= Dataset records =
§

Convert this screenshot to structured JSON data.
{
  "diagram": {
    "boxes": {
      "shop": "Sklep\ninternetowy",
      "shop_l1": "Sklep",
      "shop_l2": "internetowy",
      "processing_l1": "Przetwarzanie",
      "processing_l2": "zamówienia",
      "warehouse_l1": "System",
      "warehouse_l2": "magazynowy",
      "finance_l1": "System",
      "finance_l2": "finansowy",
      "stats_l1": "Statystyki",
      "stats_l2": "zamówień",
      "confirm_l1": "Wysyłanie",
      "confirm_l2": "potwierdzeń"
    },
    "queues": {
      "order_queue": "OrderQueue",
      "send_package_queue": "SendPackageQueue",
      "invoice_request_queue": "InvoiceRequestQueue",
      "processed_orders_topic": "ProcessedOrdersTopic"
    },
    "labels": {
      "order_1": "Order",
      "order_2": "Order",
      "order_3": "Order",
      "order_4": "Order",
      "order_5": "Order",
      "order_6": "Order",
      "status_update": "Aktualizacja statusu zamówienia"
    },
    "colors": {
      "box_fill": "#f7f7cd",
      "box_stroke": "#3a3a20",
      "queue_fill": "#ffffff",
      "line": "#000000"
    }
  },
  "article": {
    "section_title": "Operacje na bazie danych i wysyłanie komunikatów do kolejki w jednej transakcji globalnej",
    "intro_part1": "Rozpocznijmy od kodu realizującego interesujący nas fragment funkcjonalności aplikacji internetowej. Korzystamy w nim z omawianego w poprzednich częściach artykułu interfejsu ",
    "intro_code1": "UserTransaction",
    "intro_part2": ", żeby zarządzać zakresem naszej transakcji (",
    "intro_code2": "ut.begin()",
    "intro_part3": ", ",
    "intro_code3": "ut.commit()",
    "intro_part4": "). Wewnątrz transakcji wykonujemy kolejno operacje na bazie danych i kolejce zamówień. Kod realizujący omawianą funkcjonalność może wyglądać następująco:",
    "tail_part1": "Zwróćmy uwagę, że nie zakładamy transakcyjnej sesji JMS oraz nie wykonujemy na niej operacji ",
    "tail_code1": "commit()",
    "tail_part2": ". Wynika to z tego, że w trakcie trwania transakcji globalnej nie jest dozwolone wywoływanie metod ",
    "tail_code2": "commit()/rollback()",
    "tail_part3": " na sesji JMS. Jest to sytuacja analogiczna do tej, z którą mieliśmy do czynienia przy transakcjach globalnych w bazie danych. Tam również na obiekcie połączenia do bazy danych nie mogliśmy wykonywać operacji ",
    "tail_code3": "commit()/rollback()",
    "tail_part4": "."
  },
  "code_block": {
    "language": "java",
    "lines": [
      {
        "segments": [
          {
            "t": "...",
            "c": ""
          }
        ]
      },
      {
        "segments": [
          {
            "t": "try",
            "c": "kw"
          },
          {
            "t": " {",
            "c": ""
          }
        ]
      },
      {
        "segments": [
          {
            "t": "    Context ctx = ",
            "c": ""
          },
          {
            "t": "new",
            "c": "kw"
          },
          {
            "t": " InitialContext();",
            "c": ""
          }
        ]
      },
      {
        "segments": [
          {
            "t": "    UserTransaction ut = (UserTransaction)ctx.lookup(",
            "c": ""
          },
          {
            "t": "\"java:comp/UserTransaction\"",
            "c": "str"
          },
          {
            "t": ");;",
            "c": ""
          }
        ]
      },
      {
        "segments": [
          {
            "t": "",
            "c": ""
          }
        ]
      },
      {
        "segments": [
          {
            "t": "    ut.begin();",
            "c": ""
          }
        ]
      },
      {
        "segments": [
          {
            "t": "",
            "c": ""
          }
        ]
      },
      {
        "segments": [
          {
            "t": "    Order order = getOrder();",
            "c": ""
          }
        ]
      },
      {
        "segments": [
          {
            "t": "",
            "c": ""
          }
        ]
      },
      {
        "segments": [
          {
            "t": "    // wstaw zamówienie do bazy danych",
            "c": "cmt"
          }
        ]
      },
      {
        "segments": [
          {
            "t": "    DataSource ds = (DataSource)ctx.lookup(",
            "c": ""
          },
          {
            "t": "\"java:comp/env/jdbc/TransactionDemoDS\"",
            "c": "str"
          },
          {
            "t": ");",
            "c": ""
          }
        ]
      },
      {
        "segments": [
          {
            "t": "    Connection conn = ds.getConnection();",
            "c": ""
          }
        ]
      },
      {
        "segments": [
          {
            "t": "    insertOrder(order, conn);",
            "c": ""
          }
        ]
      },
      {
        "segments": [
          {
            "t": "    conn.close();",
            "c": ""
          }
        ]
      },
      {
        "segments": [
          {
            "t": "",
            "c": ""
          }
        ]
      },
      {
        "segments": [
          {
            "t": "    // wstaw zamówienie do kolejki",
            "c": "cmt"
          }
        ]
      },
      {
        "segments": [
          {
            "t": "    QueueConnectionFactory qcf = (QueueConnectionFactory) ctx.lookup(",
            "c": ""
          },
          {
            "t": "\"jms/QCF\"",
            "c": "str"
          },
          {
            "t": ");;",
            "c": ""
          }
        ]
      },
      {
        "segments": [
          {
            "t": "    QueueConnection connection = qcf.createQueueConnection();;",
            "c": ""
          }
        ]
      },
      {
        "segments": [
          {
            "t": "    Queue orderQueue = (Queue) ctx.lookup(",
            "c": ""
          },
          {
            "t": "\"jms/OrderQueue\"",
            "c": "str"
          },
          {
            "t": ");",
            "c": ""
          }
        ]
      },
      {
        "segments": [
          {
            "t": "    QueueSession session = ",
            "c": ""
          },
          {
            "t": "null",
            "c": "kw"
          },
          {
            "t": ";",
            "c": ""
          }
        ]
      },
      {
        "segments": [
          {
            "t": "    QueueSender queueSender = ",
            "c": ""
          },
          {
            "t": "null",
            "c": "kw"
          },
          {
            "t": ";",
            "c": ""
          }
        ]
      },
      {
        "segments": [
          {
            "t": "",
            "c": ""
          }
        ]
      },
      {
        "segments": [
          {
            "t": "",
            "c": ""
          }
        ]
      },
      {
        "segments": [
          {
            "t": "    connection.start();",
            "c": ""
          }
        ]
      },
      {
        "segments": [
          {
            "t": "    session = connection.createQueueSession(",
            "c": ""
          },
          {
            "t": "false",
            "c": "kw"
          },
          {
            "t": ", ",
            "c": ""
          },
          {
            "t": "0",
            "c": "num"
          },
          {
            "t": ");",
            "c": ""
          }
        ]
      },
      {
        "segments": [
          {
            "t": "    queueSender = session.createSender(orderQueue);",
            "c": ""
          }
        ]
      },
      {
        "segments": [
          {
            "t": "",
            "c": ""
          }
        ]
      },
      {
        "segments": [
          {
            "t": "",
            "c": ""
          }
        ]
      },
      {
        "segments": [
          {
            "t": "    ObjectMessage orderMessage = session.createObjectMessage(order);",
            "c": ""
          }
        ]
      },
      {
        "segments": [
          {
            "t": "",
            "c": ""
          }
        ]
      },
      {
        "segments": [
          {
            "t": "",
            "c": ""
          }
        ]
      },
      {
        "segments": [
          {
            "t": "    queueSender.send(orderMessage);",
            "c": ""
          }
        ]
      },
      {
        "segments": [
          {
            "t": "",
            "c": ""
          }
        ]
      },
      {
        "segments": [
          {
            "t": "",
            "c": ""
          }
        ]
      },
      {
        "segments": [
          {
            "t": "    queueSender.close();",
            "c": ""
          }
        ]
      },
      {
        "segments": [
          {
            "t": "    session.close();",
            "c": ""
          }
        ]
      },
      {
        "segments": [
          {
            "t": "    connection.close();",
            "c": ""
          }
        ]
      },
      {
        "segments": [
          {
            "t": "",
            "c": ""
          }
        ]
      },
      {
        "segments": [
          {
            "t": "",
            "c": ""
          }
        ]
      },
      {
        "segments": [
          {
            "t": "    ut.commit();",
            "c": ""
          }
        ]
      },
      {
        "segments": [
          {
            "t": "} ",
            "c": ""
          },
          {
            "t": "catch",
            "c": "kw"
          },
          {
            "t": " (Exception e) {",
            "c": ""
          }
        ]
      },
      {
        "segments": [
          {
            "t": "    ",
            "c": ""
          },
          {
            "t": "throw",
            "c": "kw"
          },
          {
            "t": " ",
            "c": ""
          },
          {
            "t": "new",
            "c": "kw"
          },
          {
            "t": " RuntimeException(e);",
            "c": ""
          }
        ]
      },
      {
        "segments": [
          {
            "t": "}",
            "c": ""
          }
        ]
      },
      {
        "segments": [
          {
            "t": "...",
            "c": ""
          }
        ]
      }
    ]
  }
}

§

= EXERCISE DESCRIPTION =
Pull out and copy each line containing the string "globalnej".

= SOLUTION FOR THIS PROBLEM =
    "section_title": "Operacje na bazie danych i wysyłanie komunikatów do kolejki w jednej transakcji globalnej",
    "tail_part2": ". Wynika to z tego, że w trakcie trwania transakcji globalnej nie jest dozwolone wywoływanie metod ",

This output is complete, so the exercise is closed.